- _DIRECTIVE_
Copy the data below exactly, omitting any picture it contains.

-- DATASET EXTRACT start --

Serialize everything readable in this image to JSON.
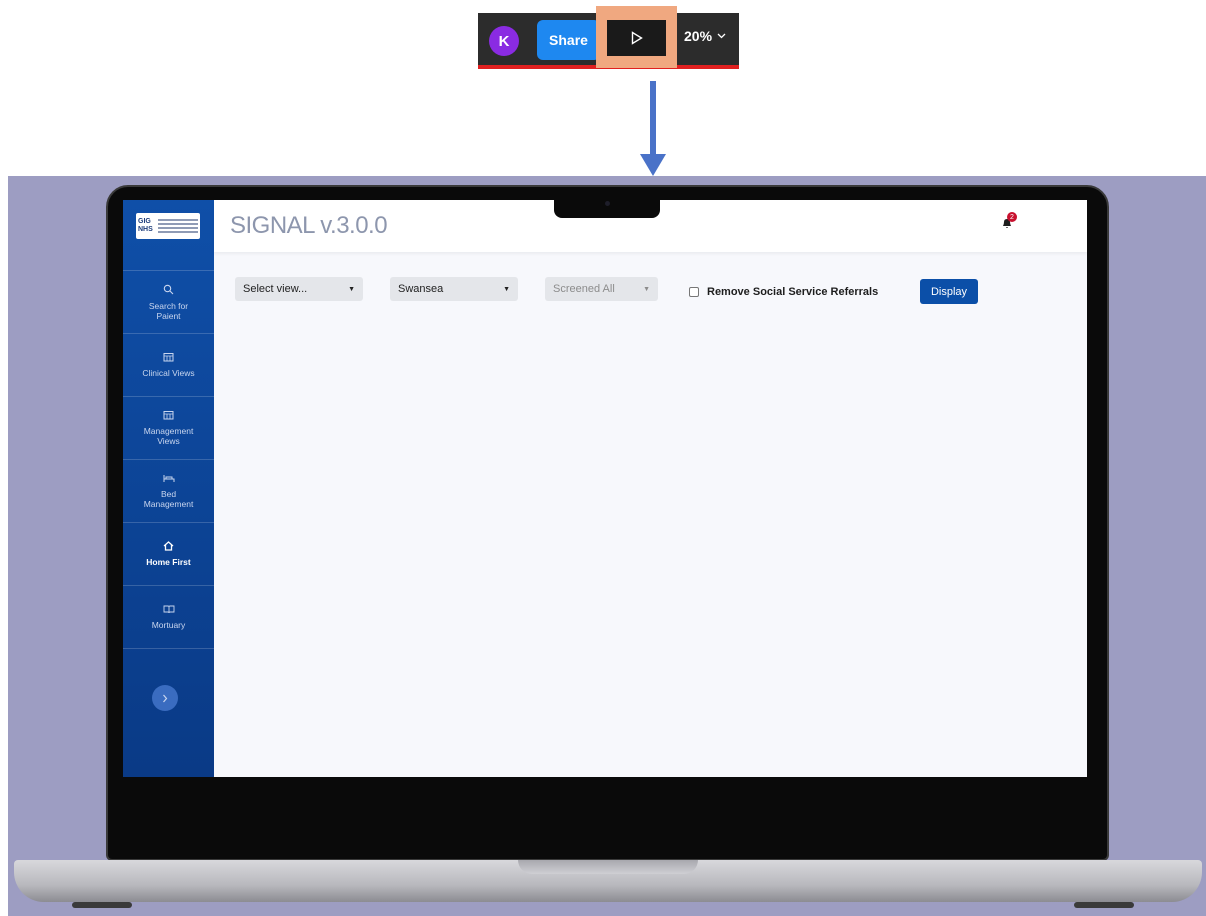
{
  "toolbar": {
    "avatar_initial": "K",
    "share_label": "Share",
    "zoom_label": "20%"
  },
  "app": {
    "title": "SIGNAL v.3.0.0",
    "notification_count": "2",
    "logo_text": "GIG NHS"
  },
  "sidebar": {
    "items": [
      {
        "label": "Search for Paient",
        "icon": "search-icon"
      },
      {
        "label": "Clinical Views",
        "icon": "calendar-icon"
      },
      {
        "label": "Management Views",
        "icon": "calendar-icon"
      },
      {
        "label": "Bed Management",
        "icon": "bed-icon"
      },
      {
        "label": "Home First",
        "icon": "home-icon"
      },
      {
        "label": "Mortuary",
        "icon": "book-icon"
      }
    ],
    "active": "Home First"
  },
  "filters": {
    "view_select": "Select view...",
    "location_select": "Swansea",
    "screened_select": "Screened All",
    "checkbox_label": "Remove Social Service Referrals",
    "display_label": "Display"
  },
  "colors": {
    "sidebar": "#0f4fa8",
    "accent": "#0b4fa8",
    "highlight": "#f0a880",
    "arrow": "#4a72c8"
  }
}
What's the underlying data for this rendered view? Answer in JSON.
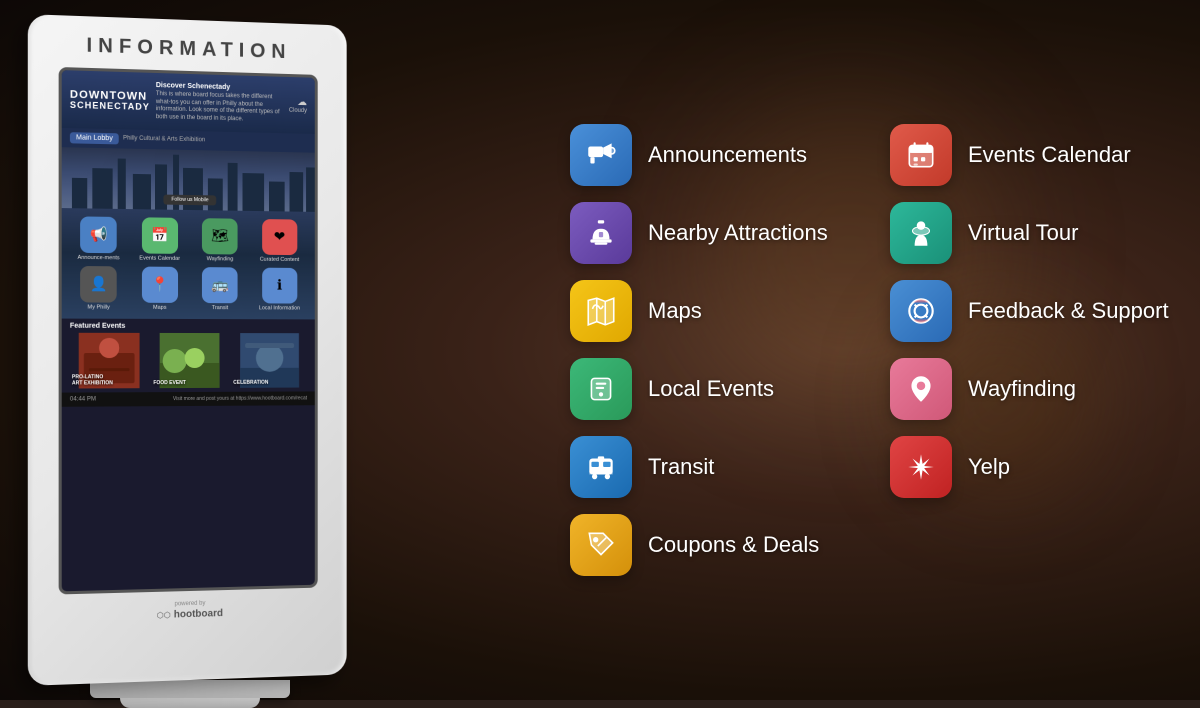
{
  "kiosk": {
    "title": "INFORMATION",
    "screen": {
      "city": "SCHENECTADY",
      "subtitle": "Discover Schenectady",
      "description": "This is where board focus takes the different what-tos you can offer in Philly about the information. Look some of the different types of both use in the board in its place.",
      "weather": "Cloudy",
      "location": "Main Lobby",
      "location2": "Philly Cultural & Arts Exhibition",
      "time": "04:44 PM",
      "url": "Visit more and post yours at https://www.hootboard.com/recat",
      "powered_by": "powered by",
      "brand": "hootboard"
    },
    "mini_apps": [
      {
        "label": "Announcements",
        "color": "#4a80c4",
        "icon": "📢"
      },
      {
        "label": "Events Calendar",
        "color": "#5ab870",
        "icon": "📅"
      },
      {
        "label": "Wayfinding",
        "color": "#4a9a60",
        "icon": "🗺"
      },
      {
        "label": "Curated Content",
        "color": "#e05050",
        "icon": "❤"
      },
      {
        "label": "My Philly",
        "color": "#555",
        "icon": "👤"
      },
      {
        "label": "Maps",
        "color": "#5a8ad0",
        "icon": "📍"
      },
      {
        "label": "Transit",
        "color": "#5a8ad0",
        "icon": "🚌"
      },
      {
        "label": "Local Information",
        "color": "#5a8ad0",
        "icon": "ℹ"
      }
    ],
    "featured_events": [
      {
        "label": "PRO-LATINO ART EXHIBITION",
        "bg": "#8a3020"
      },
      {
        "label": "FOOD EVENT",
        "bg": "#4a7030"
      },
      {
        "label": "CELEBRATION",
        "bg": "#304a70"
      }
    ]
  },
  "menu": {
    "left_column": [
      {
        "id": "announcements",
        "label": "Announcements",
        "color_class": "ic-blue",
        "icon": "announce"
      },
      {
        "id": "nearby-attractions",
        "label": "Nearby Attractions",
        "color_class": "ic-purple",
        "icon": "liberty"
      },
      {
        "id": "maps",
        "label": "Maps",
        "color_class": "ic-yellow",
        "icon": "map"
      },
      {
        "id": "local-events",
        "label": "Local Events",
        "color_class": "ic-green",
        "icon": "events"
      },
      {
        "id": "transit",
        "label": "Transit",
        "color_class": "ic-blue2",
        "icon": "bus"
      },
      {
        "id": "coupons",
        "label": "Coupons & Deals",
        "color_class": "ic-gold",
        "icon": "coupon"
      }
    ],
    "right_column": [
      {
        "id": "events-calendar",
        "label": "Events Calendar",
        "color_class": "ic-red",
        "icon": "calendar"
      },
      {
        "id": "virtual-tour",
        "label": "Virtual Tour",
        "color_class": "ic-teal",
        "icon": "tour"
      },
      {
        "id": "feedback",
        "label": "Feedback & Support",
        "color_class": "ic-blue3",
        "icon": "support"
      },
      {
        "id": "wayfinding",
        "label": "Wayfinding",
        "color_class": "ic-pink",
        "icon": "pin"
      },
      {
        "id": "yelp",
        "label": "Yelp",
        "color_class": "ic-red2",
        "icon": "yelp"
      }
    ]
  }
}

-- DATASET EXTRACT end --

- _ANSWER TO THE PROBLEM_
Serialize everything readable in this image to JSON.
{
  "toolbar": {
    "avatar_initial": "K",
    "share_label": "Share",
    "zoom_label": "20%"
  },
  "app": {
    "title": "SIGNAL v.3.0.0",
    "notification_count": "2",
    "logo_text": "GIG NHS"
  },
  "sidebar": {
    "items": [
      {
        "label": "Search for Paient",
        "icon": "search-icon"
      },
      {
        "label": "Clinical Views",
        "icon": "calendar-icon"
      },
      {
        "label": "Management Views",
        "icon": "calendar-icon"
      },
      {
        "label": "Bed Management",
        "icon": "bed-icon"
      },
      {
        "label": "Home First",
        "icon": "home-icon"
      },
      {
        "label": "Mortuary",
        "icon": "book-icon"
      }
    ],
    "active": "Home First"
  },
  "filters": {
    "view_select": "Select view...",
    "location_select": "Swansea",
    "screened_select": "Screened All",
    "checkbox_label": "Remove Social Service Referrals",
    "display_label": "Display"
  },
  "colors": {
    "sidebar": "#0f4fa8",
    "accent": "#0b4fa8",
    "highlight": "#f0a880",
    "arrow": "#4a72c8"
  }
}
What's the underlying data for this rendered view? Answer in JSON.
{
  "kiosk": {
    "title": "INFORMATION",
    "screen": {
      "city": "SCHENECTADY",
      "subtitle": "Discover Schenectady",
      "description": "This is where board focus takes the different what-tos you can offer in Philly about the information. Look some of the different types of both use in the board in its place.",
      "weather": "Cloudy",
      "location": "Main Lobby",
      "location2": "Philly Cultural & Arts Exhibition",
      "time": "04:44 PM",
      "url": "Visit more and post yours at https://www.hootboard.com/recat",
      "powered_by": "powered by",
      "brand": "hootboard"
    },
    "mini_apps": [
      {
        "label": "Announcements",
        "color": "#4a80c4",
        "icon": "📢"
      },
      {
        "label": "Events Calendar",
        "color": "#5ab870",
        "icon": "📅"
      },
      {
        "label": "Wayfinding",
        "color": "#4a9a60",
        "icon": "🗺"
      },
      {
        "label": "Curated Content",
        "color": "#e05050",
        "icon": "❤"
      },
      {
        "label": "My Philly",
        "color": "#555",
        "icon": "👤"
      },
      {
        "label": "Maps",
        "color": "#5a8ad0",
        "icon": "📍"
      },
      {
        "label": "Transit",
        "color": "#5a8ad0",
        "icon": "🚌"
      },
      {
        "label": "Local Information",
        "color": "#5a8ad0",
        "icon": "ℹ"
      }
    ],
    "featured_events": [
      {
        "label": "PRO-LATINO ART EXHIBITION",
        "bg": "#8a3020"
      },
      {
        "label": "FOOD EVENT",
        "bg": "#4a7030"
      },
      {
        "label": "CELEBRATION",
        "bg": "#304a70"
      }
    ]
  },
  "menu": {
    "left_column": [
      {
        "id": "announcements",
        "label": "Announcements",
        "color_class": "ic-blue",
        "icon": "announce"
      },
      {
        "id": "nearby-attractions",
        "label": "Nearby Attractions",
        "color_class": "ic-purple",
        "icon": "liberty"
      },
      {
        "id": "maps",
        "label": "Maps",
        "color_class": "ic-yellow",
        "icon": "map"
      },
      {
        "id": "local-events",
        "label": "Local Events",
        "color_class": "ic-green",
        "icon": "events"
      },
      {
        "id": "transit",
        "label": "Transit",
        "color_class": "ic-blue2",
        "icon": "bus"
      },
      {
        "id": "coupons",
        "label": "Coupons & Deals",
        "color_class": "ic-gold",
        "icon": "coupon"
      }
    ],
    "right_column": [
      {
        "id": "events-calendar",
        "label": "Events Calendar",
        "color_class": "ic-red",
        "icon": "calendar"
      },
      {
        "id": "virtual-tour",
        "label": "Virtual Tour",
        "color_class": "ic-teal",
        "icon": "tour"
      },
      {
        "id": "feedback",
        "label": "Feedback & Support",
        "color_class": "ic-blue3",
        "icon": "support"
      },
      {
        "id": "wayfinding",
        "label": "Wayfinding",
        "color_class": "ic-pink",
        "icon": "pin"
      },
      {
        "id": "yelp",
        "label": "Yelp",
        "color_class": "ic-red2",
        "icon": "yelp"
      }
    ]
  }
}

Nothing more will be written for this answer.